### Information given ###

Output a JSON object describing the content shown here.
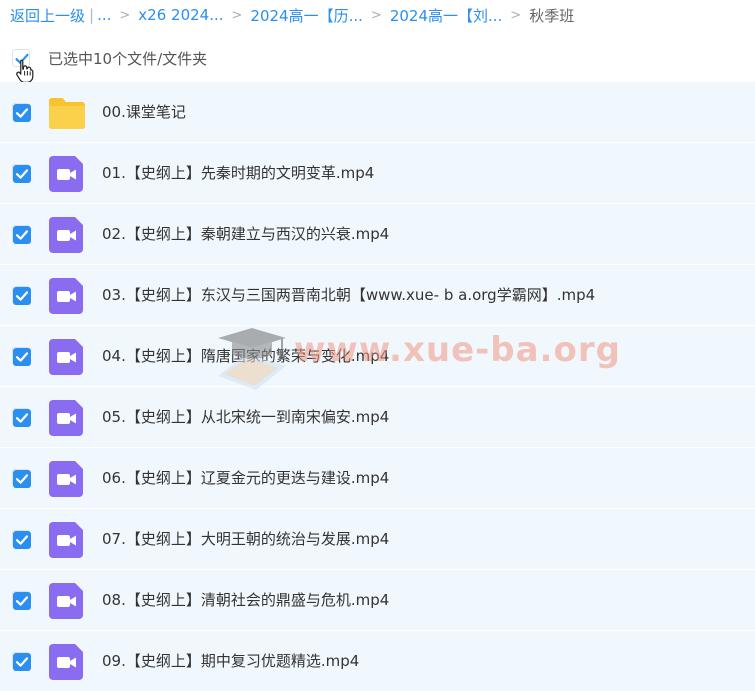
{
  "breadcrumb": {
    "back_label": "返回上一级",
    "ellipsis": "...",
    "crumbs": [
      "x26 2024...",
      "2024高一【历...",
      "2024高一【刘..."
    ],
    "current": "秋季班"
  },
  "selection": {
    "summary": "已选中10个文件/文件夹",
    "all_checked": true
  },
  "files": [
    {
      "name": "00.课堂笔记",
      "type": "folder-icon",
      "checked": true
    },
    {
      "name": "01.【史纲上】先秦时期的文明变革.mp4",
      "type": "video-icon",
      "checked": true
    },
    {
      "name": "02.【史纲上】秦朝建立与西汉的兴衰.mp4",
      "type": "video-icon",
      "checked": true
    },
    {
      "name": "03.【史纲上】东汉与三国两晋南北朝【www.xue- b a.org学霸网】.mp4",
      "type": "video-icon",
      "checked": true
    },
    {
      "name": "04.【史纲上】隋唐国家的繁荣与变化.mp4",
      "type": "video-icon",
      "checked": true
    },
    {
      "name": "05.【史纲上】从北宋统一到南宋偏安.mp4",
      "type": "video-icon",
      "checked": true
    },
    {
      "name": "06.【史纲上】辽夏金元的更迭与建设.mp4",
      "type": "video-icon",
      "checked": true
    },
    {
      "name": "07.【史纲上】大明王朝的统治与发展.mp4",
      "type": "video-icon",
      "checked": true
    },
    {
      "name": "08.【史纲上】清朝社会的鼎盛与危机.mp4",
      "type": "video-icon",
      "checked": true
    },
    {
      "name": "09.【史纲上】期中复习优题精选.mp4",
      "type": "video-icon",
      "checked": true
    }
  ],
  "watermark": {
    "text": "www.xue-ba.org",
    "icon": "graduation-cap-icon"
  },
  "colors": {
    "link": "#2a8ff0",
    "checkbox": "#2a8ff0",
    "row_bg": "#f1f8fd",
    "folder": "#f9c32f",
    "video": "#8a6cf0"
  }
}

###
### Information given ###

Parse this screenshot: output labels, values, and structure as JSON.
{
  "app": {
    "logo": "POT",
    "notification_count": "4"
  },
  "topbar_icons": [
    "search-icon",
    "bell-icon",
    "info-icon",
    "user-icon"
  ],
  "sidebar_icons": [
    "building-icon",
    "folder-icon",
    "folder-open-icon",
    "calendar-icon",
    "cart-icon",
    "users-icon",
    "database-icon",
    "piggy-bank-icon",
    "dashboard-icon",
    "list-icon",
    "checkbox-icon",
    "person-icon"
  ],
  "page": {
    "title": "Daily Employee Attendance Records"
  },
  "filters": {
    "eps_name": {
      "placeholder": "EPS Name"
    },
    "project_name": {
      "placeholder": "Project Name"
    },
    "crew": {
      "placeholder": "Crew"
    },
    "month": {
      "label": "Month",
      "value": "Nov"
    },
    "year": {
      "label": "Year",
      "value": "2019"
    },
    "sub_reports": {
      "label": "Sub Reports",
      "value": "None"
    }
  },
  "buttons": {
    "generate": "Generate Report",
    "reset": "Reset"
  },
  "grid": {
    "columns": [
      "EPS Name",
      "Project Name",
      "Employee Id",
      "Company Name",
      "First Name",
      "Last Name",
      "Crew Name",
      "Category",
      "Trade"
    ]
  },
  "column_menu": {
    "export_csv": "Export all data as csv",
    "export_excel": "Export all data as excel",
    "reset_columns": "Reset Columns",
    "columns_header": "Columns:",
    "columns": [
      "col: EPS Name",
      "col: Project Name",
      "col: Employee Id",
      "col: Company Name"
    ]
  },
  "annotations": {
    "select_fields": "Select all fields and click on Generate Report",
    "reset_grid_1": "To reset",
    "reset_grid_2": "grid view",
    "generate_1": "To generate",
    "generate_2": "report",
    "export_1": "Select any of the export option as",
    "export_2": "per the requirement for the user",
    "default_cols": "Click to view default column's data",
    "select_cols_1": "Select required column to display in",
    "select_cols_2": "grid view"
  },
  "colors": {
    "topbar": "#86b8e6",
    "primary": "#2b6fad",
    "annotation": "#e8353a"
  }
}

###

Which lines above contain the word "placeholder"? Copy each of them.

▶ Exercise result
      "placeholder": "EPS Name"
      "placeholder": "Project Name"
      "placeholder": "Crew"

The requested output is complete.